### WHAT THIS TASK INVOLVES
Type out all the records word for word. Any pictures are to be left out.

--- BEGIN RECORDS FOR PROCESSING ---

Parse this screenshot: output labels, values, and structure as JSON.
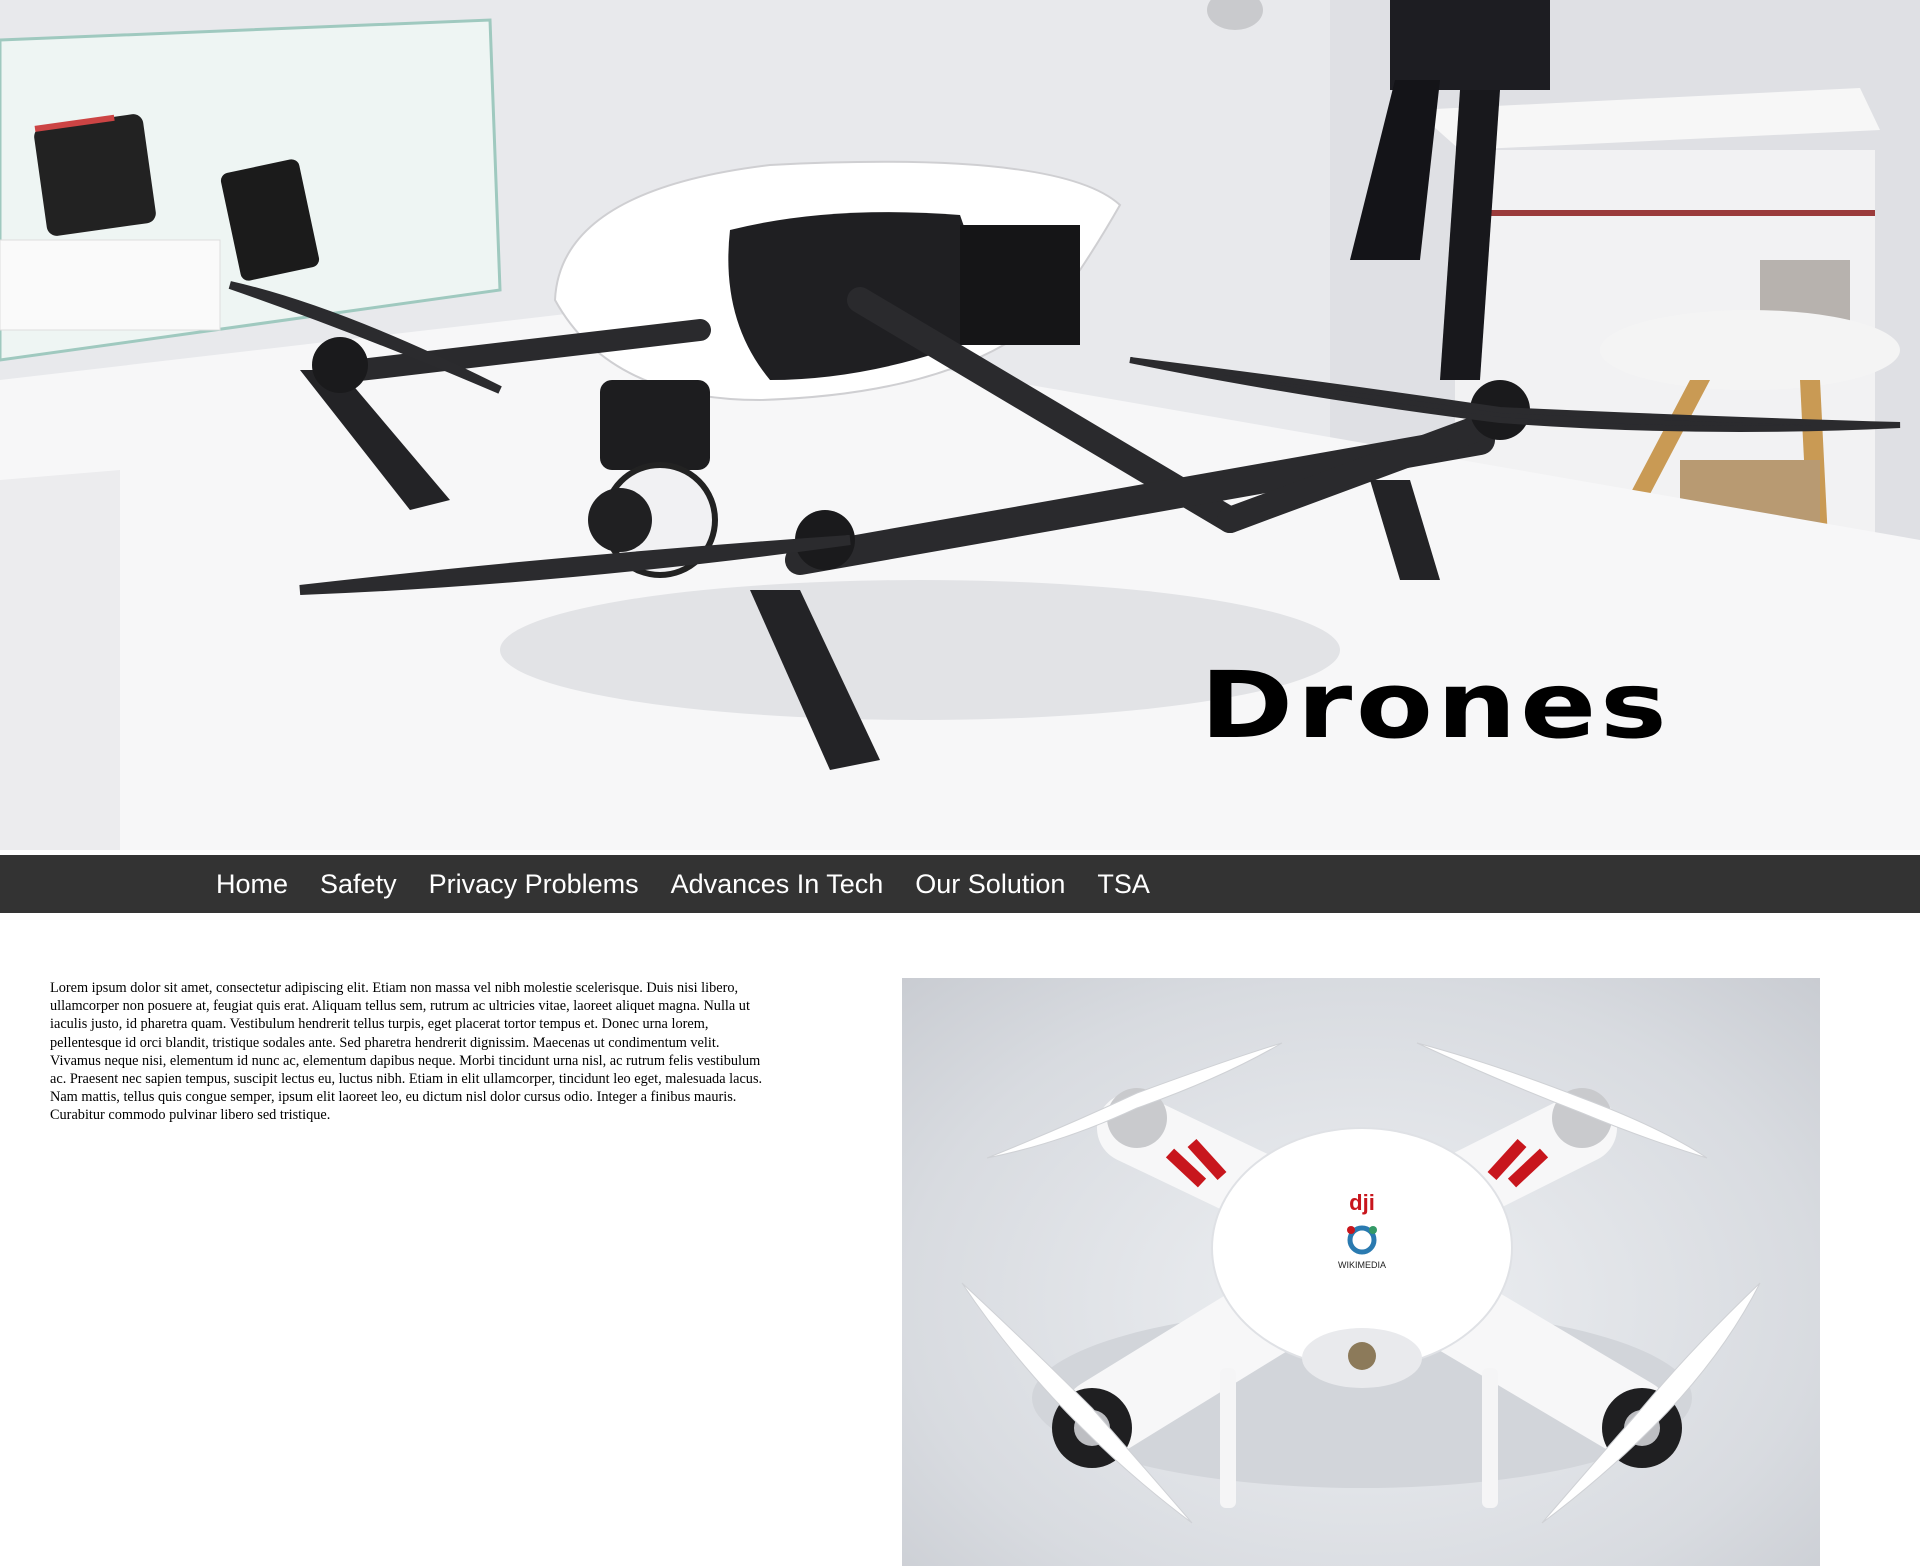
{
  "hero": {
    "title": "Drones"
  },
  "nav": {
    "items": [
      {
        "label": "Home"
      },
      {
        "label": "Safety"
      },
      {
        "label": "Privacy Problems"
      },
      {
        "label": "Advances In Tech"
      },
      {
        "label": "Our Solution"
      },
      {
        "label": "TSA"
      }
    ],
    "background": "#333333",
    "text_color": "#ffffff"
  },
  "main": {
    "paragraph": "Lorem ipsum dolor sit amet, consectetur adipiscing elit. Etiam non massa vel nibh molestie scelerisque. Duis nisi libero, ullamcorper non posuere at, feugiat quis erat. Aliquam tellus sem, rutrum ac ultricies vitae, laoreet aliquet magna. Nulla ut iaculis justo, id pharetra quam. Vestibulum hendrerit tellus turpis, eget placerat tortor tempus et. Donec urna lorem, pellentesque id orci blandit, tristique sodales ante. Sed pharetra hendrerit dignissim. Maecenas ut condimentum velit. Vivamus neque nisi, elementum id nunc ac, elementum dapibus neque. Morbi tincidunt urna nisl, ac rutrum felis vestibulum ac. Praesent nec sapien tempus, suscipit lectus eu, luctus nibh. Etiam in elit ullamcorper, tincidunt leo eget, malesuada lacus. Nam mattis, tellus quis congue semper, ipsum elit laoreet leo, eu dictum nisl dolor cursus odio. Integer a finibus mauris. Curabitur commodo pulvinar libero sed tristique."
  },
  "photo": {
    "brand_mark": "dji",
    "logo_text": "WIKIMEDIA"
  }
}
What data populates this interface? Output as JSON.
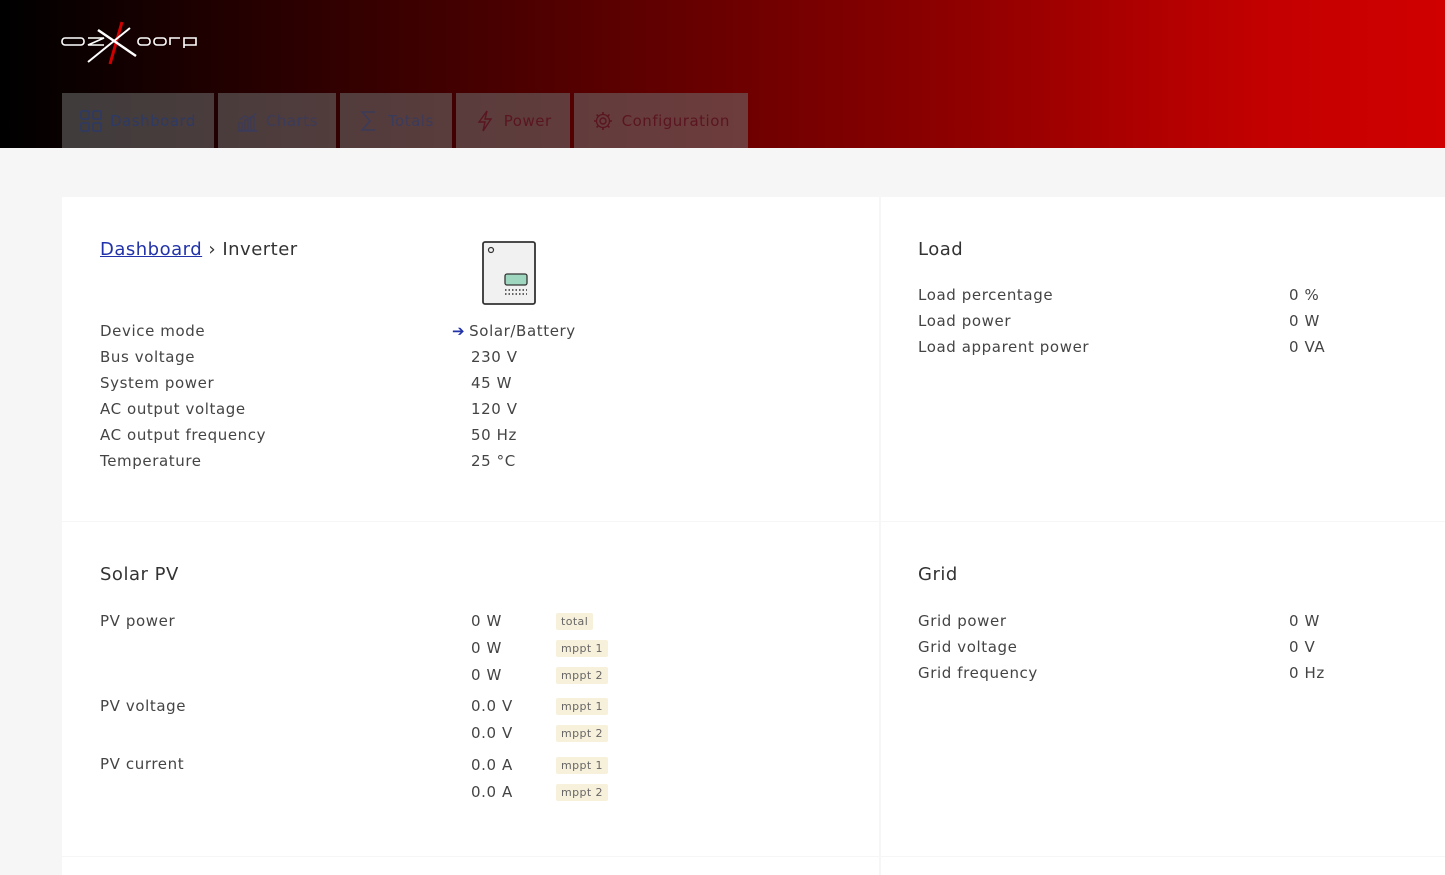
{
  "logo": {
    "text": "ozXcorp"
  },
  "nav": {
    "tabs": [
      {
        "label": "Dashboard",
        "icon": "grid-icon"
      },
      {
        "label": "Charts",
        "icon": "chart-icon"
      },
      {
        "label": "Totals",
        "icon": "sigma-icon"
      },
      {
        "label": "Power",
        "icon": "lightning-icon"
      },
      {
        "label": "Configuration",
        "icon": "gear-icon"
      }
    ]
  },
  "inverter": {
    "breadcrumb_link": "Dashboard",
    "breadcrumb_sep": "›",
    "title": "Inverter",
    "rows": [
      {
        "label": "Device mode",
        "value": "Solar/Battery"
      },
      {
        "label": "Bus voltage",
        "value": "230 V"
      },
      {
        "label": "System power",
        "value": "45 W"
      },
      {
        "label": "AC output voltage",
        "value": "120 V"
      },
      {
        "label": "AC output frequency",
        "value": "50 Hz"
      },
      {
        "label": "Temperature",
        "value": "25 °C"
      }
    ],
    "mode_arrow": "➔"
  },
  "load": {
    "title": "Load",
    "rows": [
      {
        "label": "Load percentage",
        "value": "0 %"
      },
      {
        "label": "Load power",
        "value": "0 W"
      },
      {
        "label": "Load apparent power",
        "value": "0 VA"
      }
    ]
  },
  "solar": {
    "title": "Solar PV",
    "pv_power_label": "PV power",
    "pv_power": [
      {
        "value": "0 W",
        "badge": "total"
      },
      {
        "value": "0 W",
        "badge": "mppt 1"
      },
      {
        "value": "0 W",
        "badge": "mppt 2"
      }
    ],
    "pv_voltage_label": "PV voltage",
    "pv_voltage": [
      {
        "value": "0.0 V",
        "badge": "mppt 1"
      },
      {
        "value": "0.0 V",
        "badge": "mppt 2"
      }
    ],
    "pv_current_label": "PV current",
    "pv_current": [
      {
        "value": "0.0 A",
        "badge": "mppt 1"
      },
      {
        "value": "0.0 A",
        "badge": "mppt 2"
      }
    ]
  },
  "grid": {
    "title": "Grid",
    "rows": [
      {
        "label": "Grid power",
        "value": "0 W"
      },
      {
        "label": "Grid voltage",
        "value": "0 V"
      },
      {
        "label": "Grid frequency",
        "value": "0 Hz"
      }
    ]
  },
  "colors": {
    "header_dark": "#000000",
    "header_red": "#d00000",
    "link_blue": "#2233aa",
    "badge_bg": "#f7f0da"
  }
}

--- END RECORDS FOR PROCESSING ---

### WRITTEN SOLUTION
Parse this screenshot: output labels, values, and structure as JSON.
{
  "hero": {
    "title": "Drones"
  },
  "nav": {
    "items": [
      {
        "label": "Home"
      },
      {
        "label": "Safety"
      },
      {
        "label": "Privacy Problems"
      },
      {
        "label": "Advances In Tech"
      },
      {
        "label": "Our Solution"
      },
      {
        "label": "TSA"
      }
    ],
    "background": "#333333",
    "text_color": "#ffffff"
  },
  "main": {
    "paragraph": "Lorem ipsum dolor sit amet, consectetur adipiscing elit. Etiam non massa vel nibh molestie scelerisque. Duis nisi libero, ullamcorper non posuere at, feugiat quis erat. Aliquam tellus sem, rutrum ac ultricies vitae, laoreet aliquet magna. Nulla ut iaculis justo, id pharetra quam. Vestibulum hendrerit tellus turpis, eget placerat tortor tempus et. Donec urna lorem, pellentesque id orci blandit, tristique sodales ante. Sed pharetra hendrerit dignissim. Maecenas ut condimentum velit. Vivamus neque nisi, elementum id nunc ac, elementum dapibus neque. Morbi tincidunt urna nisl, ac rutrum felis vestibulum ac. Praesent nec sapien tempus, suscipit lectus eu, luctus nibh. Etiam in elit ullamcorper, tincidunt leo eget, malesuada lacus. Nam mattis, tellus quis congue semper, ipsum elit laoreet leo, eu dictum nisl dolor cursus odio. Integer a finibus mauris. Curabitur commodo pulvinar libero sed tristique."
  },
  "photo": {
    "brand_mark": "dji",
    "logo_text": "WIKIMEDIA"
  }
}
What data populates this interface? Output as JSON.
{
  "logo": {
    "text": "ozXcorp"
  },
  "nav": {
    "tabs": [
      {
        "label": "Dashboard",
        "icon": "grid-icon"
      },
      {
        "label": "Charts",
        "icon": "chart-icon"
      },
      {
        "label": "Totals",
        "icon": "sigma-icon"
      },
      {
        "label": "Power",
        "icon": "lightning-icon"
      },
      {
        "label": "Configuration",
        "icon": "gear-icon"
      }
    ]
  },
  "inverter": {
    "breadcrumb_link": "Dashboard",
    "breadcrumb_sep": "›",
    "title": "Inverter",
    "rows": [
      {
        "label": "Device mode",
        "value": "Solar/Battery"
      },
      {
        "label": "Bus voltage",
        "value": "230 V"
      },
      {
        "label": "System power",
        "value": "45 W"
      },
      {
        "label": "AC output voltage",
        "value": "120 V"
      },
      {
        "label": "AC output frequency",
        "value": "50 Hz"
      },
      {
        "label": "Temperature",
        "value": "25 °C"
      }
    ],
    "mode_arrow": "➔"
  },
  "load": {
    "title": "Load",
    "rows": [
      {
        "label": "Load percentage",
        "value": "0 %"
      },
      {
        "label": "Load power",
        "value": "0 W"
      },
      {
        "label": "Load apparent power",
        "value": "0 VA"
      }
    ]
  },
  "solar": {
    "title": "Solar PV",
    "pv_power_label": "PV power",
    "pv_power": [
      {
        "value": "0 W",
        "badge": "total"
      },
      {
        "value": "0 W",
        "badge": "mppt 1"
      },
      {
        "value": "0 W",
        "badge": "mppt 2"
      }
    ],
    "pv_voltage_label": "PV voltage",
    "pv_voltage": [
      {
        "value": "0.0 V",
        "badge": "mppt 1"
      },
      {
        "value": "0.0 V",
        "badge": "mppt 2"
      }
    ],
    "pv_current_label": "PV current",
    "pv_current": [
      {
        "value": "0.0 A",
        "badge": "mppt 1"
      },
      {
        "value": "0.0 A",
        "badge": "mppt 2"
      }
    ]
  },
  "grid": {
    "title": "Grid",
    "rows": [
      {
        "label": "Grid power",
        "value": "0 W"
      },
      {
        "label": "Grid voltage",
        "value": "0 V"
      },
      {
        "label": "Grid frequency",
        "value": "0 Hz"
      }
    ]
  },
  "colors": {
    "header_dark": "#000000",
    "header_red": "#d00000",
    "link_blue": "#2233aa",
    "badge_bg": "#f7f0da"
  }
}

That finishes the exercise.